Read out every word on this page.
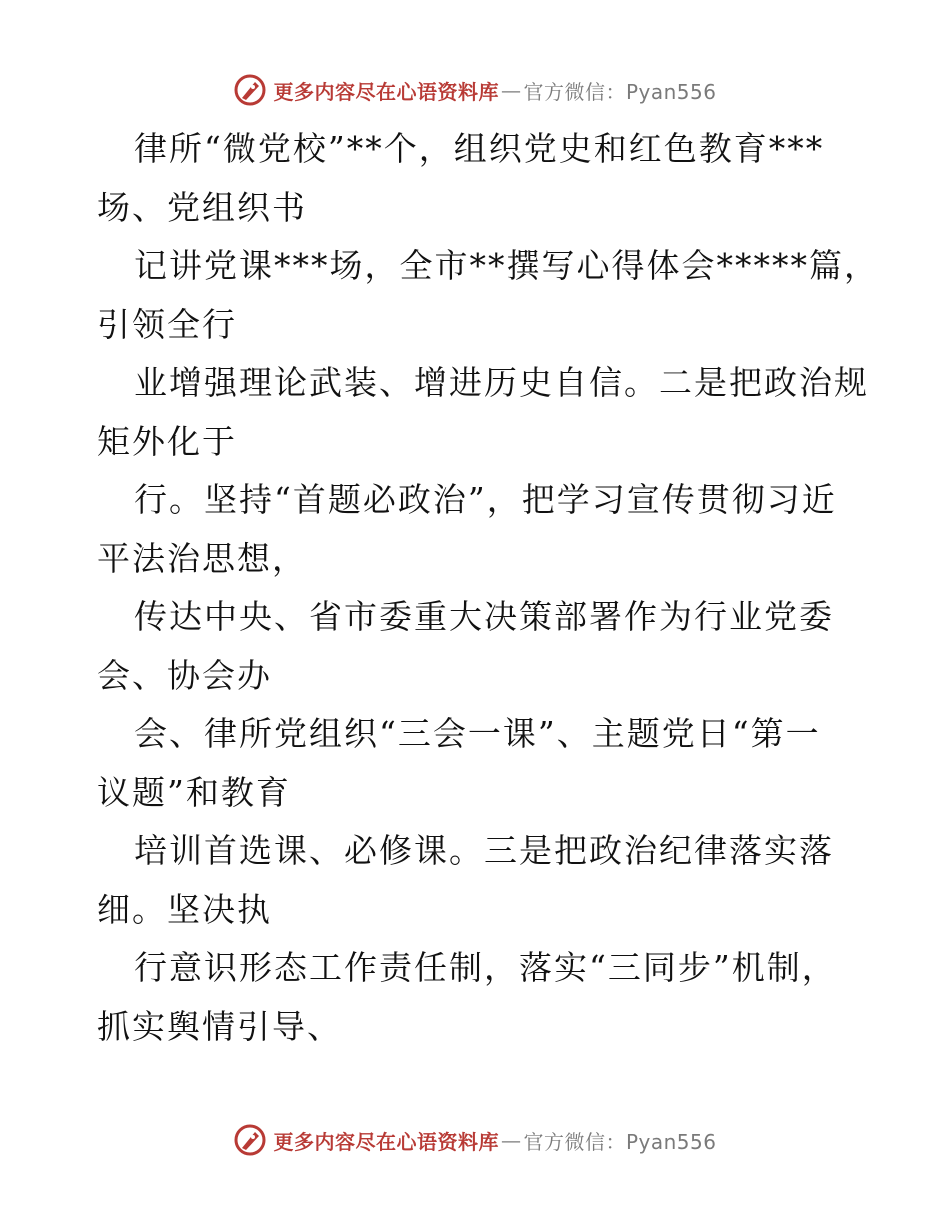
更多内容尽在心语资料库 — 官方微信：Pyan556
律所“微党校”**个，组织党史和红色教育***
场、党组织书
记讲党课***场，全市**撰写心得体会*****篇，
引领全行
业增强理论武装、增进历史自信。二是把政治规
矩外化于
行。坚持“首题必政治”，把学习宣传贯彻习近
平法治思想，
传达中央、省市委重大决策部署作为行业党委
会、协会办
会、律所党组织“三会一课”、主题党日“第一
议题”和教育
培训首选课、必修课。三是把政治纪律落实落
细。坚决执
行意识形态工作责任制，落实“三同步”机制，
抓实舆情引导、
更多内容尽在心语资料库 — 官方微信：Pyan556
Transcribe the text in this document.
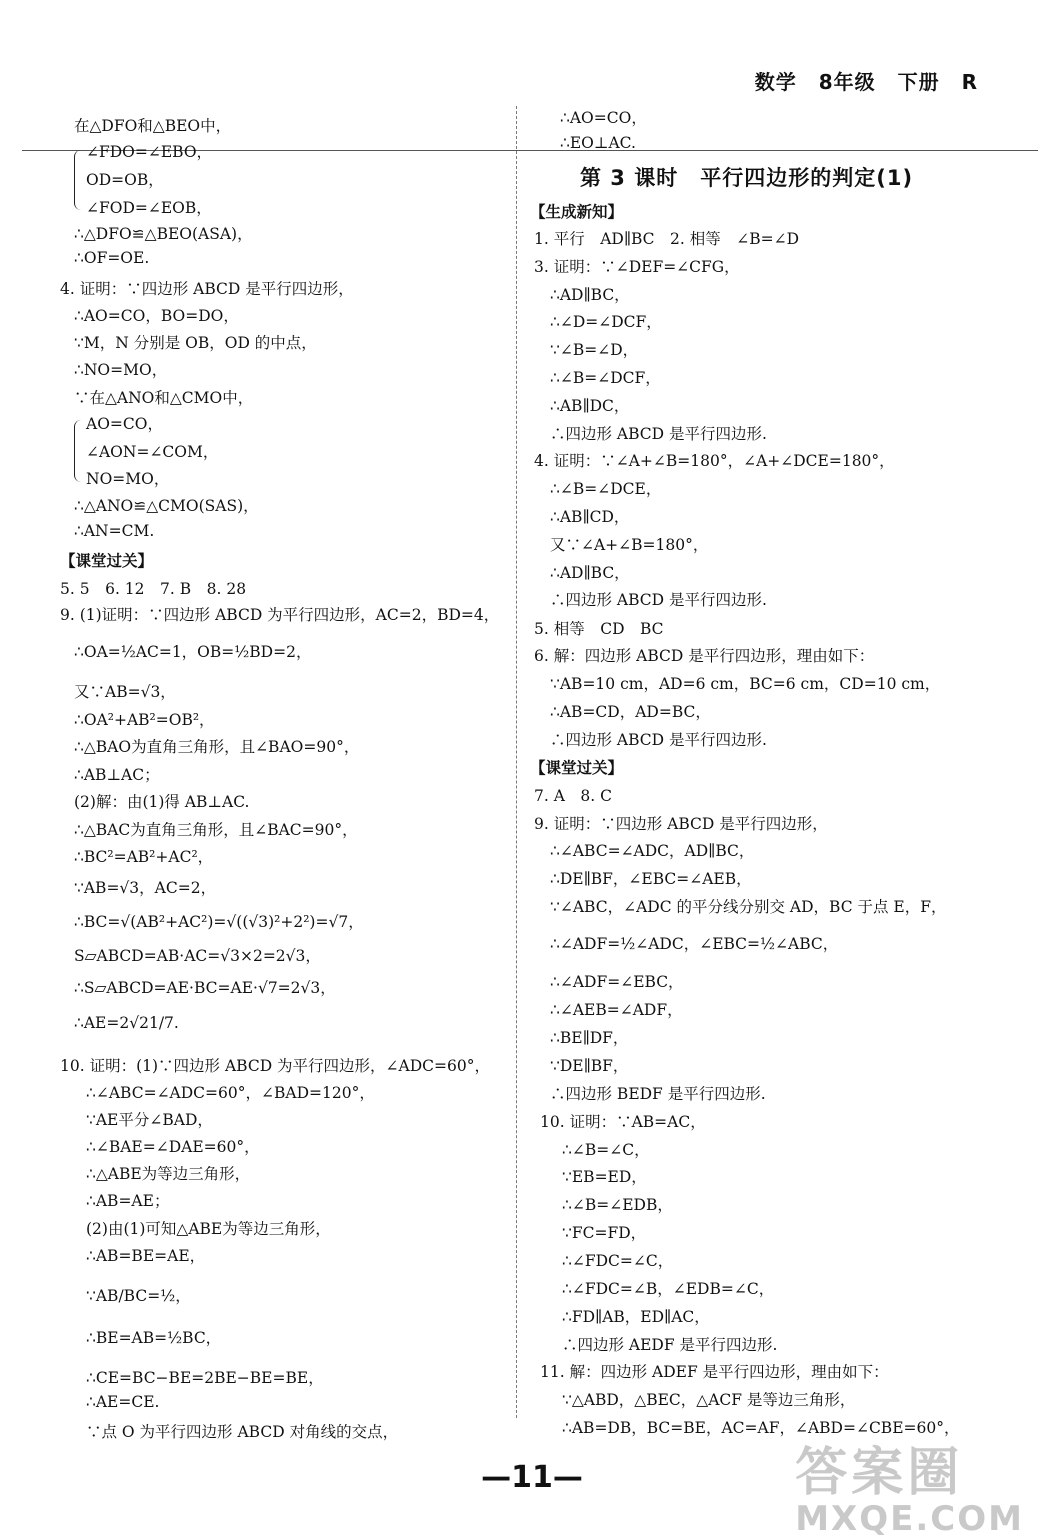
数学 8年级 下册 R
第 3 课时　平行四边形的判定(1)
在△DFO和△BEO中，
∠FDO=∠EBO，
OD=OB，
∠FOD=∠EOB，
∴△DFO≌△BEO(ASA)，
∴OF=OE.
4. 证明：∵四边形 ABCD 是平行四边形，
∴AO=CO，BO=DO，
∵M，N 分别是 OB，OD 的中点，
∴NO=MO，
∵在△ANO和△CMO中，
AO=CO，
∠AON=∠COM，
NO=MO，
∴△ANO≌△CMO(SAS)，
∴AN=CM.
【课堂过关】
5. 5　6. 12　7. B　8. 28
9. (1)证明：∵四边形 ABCD 为平行四边形，AC=2，BD=4，
∴OA=½AC=1，OB=½BD=2，
又∵AB=√3，
∴OA²+AB²=OB²，
∴△BAO为直角三角形，且∠BAO=90°，
∴AB⊥AC；
(2)解：由(1)得 AB⊥AC.
∴△BAC为直角三角形，且∠BAC=90°，
∴BC²=AB²+AC²，
∵AB=√3，AC=2，
∴BC=√(AB²+AC²)=√((√3)²+2²)=√7，
S▱ABCD=AB·AC=√3×2=2√3，
∴S▱ABCD=AE·BC=AE·√7=2√3，
∴AE=2√21/7.
10. 证明：(1)∵四边形 ABCD 为平行四边形，∠ADC=60°，
∴∠ABC=∠ADC=60°，∠BAD=120°，
∵AE平分∠BAD，
∴∠BAE=∠DAE=60°，
∴△ABE为等边三角形，
∴AB=AE；
(2)由(1)可知△ABE为等边三角形，
∴AB=BE=AE，
∵AB/BC=½，
∴BE=AB=½BC，
∴CE=BC−BE=2BE−BE=BE，
∴AE=CE.
∵点 O 为平行四边形 ABCD 对角线的交点，
∴AO=CO，
∴EO⊥AC.
【生成新知】
1. 平行　AD∥BC　2. 相等　∠B=∠D
3. 证明：∵∠DEF=∠CFG，
∴AD∥BC，
∴∠D=∠DCF，
∵∠B=∠D，
∴∠B=∠DCF，
∴AB∥DC，
∴四边形 ABCD 是平行四边形.
4. 证明：∵∠A+∠B=180°，∠A+∠DCE=180°，
∴∠B=∠DCE，
∴AB∥CD，
又∵∠A+∠B=180°，
∴AD∥BC，
∴四边形 ABCD 是平行四边形.
5. 相等　CD　BC
6. 解：四边形 ABCD 是平行四边形，理由如下：
∵AB=10 cm，AD=6 cm，BC=6 cm，CD=10 cm，
∴AB=CD，AD=BC，
∴四边形 ABCD 是平行四边形.
【课堂过关】
7. A　8. C
9. 证明：∵四边形 ABCD 是平行四边形，
∴∠ABC=∠ADC，AD∥BC，
∴DE∥BF，∠EBC=∠AEB，
∵∠ABC，∠ADC 的平分线分别交 AD，BC 于点 E，F，
∴∠ADF=½∠ADC，∠EBC=½∠ABC，
∴∠ADF=∠EBC，
∴∠AEB=∠ADF，
∴BE∥DF，
∵DE∥BF，
∴四边形 BEDF 是平行四边形.
10. 证明：∵AB=AC，
∴∠B=∠C，
∵EB=ED，
∴∠B=∠EDB，
∵FC=FD，
∴∠FDC=∠C，
∴∠FDC=∠B，∠EDB=∠C，
∴FD∥AB，ED∥AC，
∴四边形 AEDF 是平行四边形.
11. 解：四边形 ADEF 是平行四边形，理由如下：
∵△ABD，△BEC，△ACF 是等边三角形，
∴AB=DB，BC=BE，AC=AF，∠ABD=∠CBE=60°，
—11—	答案圈
MXQE.COM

◇ ◇ ◇ ◇ ◇ ◇ ◇

Exclude the pictures. Write out the remaining data exactly.

[Solution]
Read out every word on this page.
更多内容尽在心语资料库 — 官方微信：Pyan556
律所“微党校”**个，组织党史和红色教育***
场、党组织书
记讲党课***场，全市**撰写心得体会*****篇，
引领全行
业增强理论武装、增进历史自信。二是把政治规
矩外化于
行。坚持“首题必政治”，把学习宣传贯彻习近
平法治思想，
传达中央、省市委重大决策部署作为行业党委
会、协会办
会、律所党组织“三会一课”、主题党日“第一
议题”和教育
培训首选课、必修课。三是把政治纪律落实落
细。坚决执
行意识形态工作责任制，落实“三同步”机制，
抓实舆情引导、
更多内容尽在心语资料库 — 官方微信：Pyan556
Transcribe the text in this document.
数学 8年级 下册 R
第 3 课时　平行四边形的判定(1)
在△DFO和△BEO中，
∠FDO=∠EBO，
OD=OB，
∠FOD=∠EOB，
∴△DFO≌△BEO(ASA)，
∴OF=OE.
4. 证明：∵四边形 ABCD 是平行四边形，
∴AO=CO，BO=DO，
∵M，N 分别是 OB，OD 的中点，
∴NO=MO，
∵在△ANO和△CMO中，
AO=CO，
∠AON=∠COM，
NO=MO，
∴△ANO≌△CMO(SAS)，
∴AN=CM.
【课堂过关】
5. 5　6. 12　7. B　8. 28
9. (1)证明：∵四边形 ABCD 为平行四边形，AC=2，BD=4，
∴OA=½AC=1，OB=½BD=2，
又∵AB=√3，
∴OA²+AB²=OB²，
∴△BAO为直角三角形，且∠BAO=90°，
∴AB⊥AC；
(2)解：由(1)得 AB⊥AC.
∴△BAC为直角三角形，且∠BAC=90°，
∴BC²=AB²+AC²，
∵AB=√3，AC=2，
∴BC=√(AB²+AC²)=√((√3)²+2²)=√7，
S▱ABCD=AB·AC=√3×2=2√3，
∴S▱ABCD=AE·BC=AE·√7=2√3，
∴AE=2√21/7.
10. 证明：(1)∵四边形 ABCD 为平行四边形，∠ADC=60°，
∴∠ABC=∠ADC=60°，∠BAD=120°，
∵AE平分∠BAD，
∴∠BAE=∠DAE=60°，
∴△ABE为等边三角形，
∴AB=AE；
(2)由(1)可知△ABE为等边三角形，
∴AB=BE=AE，
∵AB/BC=½，
∴BE=AB=½BC，
∴CE=BC−BE=2BE−BE=BE，
∴AE=CE.
∵点 O 为平行四边形 ABCD 对角线的交点，
∴AO=CO，
∴EO⊥AC.
【生成新知】
1. 平行　AD∥BC　2. 相等　∠B=∠D
3. 证明：∵∠DEF=∠CFG，
∴AD∥BC，
∴∠D=∠DCF，
∵∠B=∠D，
∴∠B=∠DCF，
∴AB∥DC，
∴四边形 ABCD 是平行四边形.
4. 证明：∵∠A+∠B=180°，∠A+∠DCE=180°，
∴∠B=∠DCE，
∴AB∥CD，
又∵∠A+∠B=180°，
∴AD∥BC，
∴四边形 ABCD 是平行四边形.
5. 相等　CD　BC
6. 解：四边形 ABCD 是平行四边形，理由如下：
∵AB=10 cm，AD=6 cm，BC=6 cm，CD=10 cm，
∴AB=CD，AD=BC，
∴四边形 ABCD 是平行四边形.
【课堂过关】
7. A　8. C
9. 证明：∵四边形 ABCD 是平行四边形，
∴∠ABC=∠ADC，AD∥BC，
∴DE∥BF，∠EBC=∠AEB，
∵∠ABC，∠ADC 的平分线分别交 AD，BC 于点 E，F，
∴∠ADF=½∠ADC，∠EBC=½∠ABC，
∴∠ADF=∠EBC，
∴∠AEB=∠ADF，
∴BE∥DF，
∵DE∥BF，
∴四边形 BEDF 是平行四边形.
10. 证明：∵AB=AC，
∴∠B=∠C，
∵EB=ED，
∴∠B=∠EDB，
∵FC=FD，
∴∠FDC=∠C，
∴∠FDC=∠B，∠EDB=∠C，
∴FD∥AB，ED∥AC，
∴四边形 AEDF 是平行四边形.
11. 解：四边形 ADEF 是平行四边形，理由如下：
∵△ABD，△BEC，△ACF 是等边三角形，
∴AB=DB，BC=BE，AC=AF，∠ABD=∠CBE=60°，
—11—	答案圈
MXQE.COM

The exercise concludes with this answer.